● **TRECHO SELECIONADO**:
Fundamentação das decisões e a atuação técnica da advocacia em momentos de excesso
O poder de decidir é um dos pilares do Judiciário. A ele está associada a expectativa de que toda decisão seja motivada, proporcional e alinhada às garantias previstas em lei. Quando esses critérios não se mostram claros, surgem questionamentos legítimos por parte dos cidadãos, que passam a questionar não apenas o resultado do processo, mas a própria segurança jurídica que sustenta o Estado de Direito.
A discussão sobre decisões consideradas arbitrárias costuma ganhar espaço em momentos de maior tensão institucional ou diante de casos de maior repercussão. Embora o termo seja frequentemente utilizado de forma genérica, ele costuma estar associado a situações em que há fragilidade na fundamentação, desproporção entre a medida adotada e os fatos do processo ou restrições a direitos sem respaldo jurídico consistente.

● **ENUNCIADO**: Escreva a continuação do texto sobre a fundamentação das decisões judiciais e a atuação da advocacia, a partir da última frase apresentada.

● **MATERIAL LISTADO**:
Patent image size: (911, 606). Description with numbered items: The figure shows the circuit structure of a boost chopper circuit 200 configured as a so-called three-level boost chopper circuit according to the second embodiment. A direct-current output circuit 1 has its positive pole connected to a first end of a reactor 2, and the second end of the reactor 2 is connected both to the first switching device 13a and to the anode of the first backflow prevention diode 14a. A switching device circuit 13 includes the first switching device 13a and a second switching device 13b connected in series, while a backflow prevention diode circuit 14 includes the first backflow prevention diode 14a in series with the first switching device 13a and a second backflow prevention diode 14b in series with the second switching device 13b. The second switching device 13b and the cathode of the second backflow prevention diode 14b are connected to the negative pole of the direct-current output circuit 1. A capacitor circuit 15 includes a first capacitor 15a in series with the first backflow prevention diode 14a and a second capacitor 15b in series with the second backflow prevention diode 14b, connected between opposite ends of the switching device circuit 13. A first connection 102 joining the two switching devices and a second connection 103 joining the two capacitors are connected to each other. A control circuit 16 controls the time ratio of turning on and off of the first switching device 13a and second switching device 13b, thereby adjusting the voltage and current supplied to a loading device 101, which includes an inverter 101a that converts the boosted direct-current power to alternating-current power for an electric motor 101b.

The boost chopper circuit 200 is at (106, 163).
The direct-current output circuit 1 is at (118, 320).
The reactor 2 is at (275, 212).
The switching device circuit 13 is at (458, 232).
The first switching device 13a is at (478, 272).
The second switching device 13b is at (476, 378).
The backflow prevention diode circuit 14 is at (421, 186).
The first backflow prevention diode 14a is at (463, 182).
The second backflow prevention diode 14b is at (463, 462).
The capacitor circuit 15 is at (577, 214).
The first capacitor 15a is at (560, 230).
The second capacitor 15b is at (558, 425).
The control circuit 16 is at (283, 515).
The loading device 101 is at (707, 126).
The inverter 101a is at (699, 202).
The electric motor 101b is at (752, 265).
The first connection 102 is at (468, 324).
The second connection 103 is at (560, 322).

● **RESPOSTA**:
“Quando uma decisão judicial carece de fundamentação ou ultrapassa os limites legais, o papel do advogado é técnico e estratégico. Não se trata de confronto, mas de recolocar o processo dentro das garantias previstas em lei”, afirma Naiara Baldanza.
Advogada especialista em Direito de Família e Direito Internacional Privado, Naiara avalia que a atuação da advocacia nesses casos exige preparo jurídico, leitura minuciosa dos autos e distanciamento emocional, especialmente em situações que despertam sensação de injustiça ou insegurança. Para o cidadão comum, identificar excessos nem sempre é simples, mas os impactos dessas decisões costumam ser sentidos de forma concreta.
Decisões imprevisíveis ampliam a sensação de insegurança jurídica, dificultam a construção da defesa e comprometem a confiança no funcionamento das instituições. Em muitos casos, os efeitos não se limitam ao processo em si, alcançando a vida pessoal, profissional e patrimonial das partes envolvidas.
Cabe ao advogado analisar criticamente a decisão, identificar eventuais violações de garantias legais e utilizar os instrumentos processuais adequados para restabelecer o equilíbrio da relação processual. Esse trabalho não se orienta por indignação, mas por técnica, estratégia e domínio dos mecanismos previstos em lei.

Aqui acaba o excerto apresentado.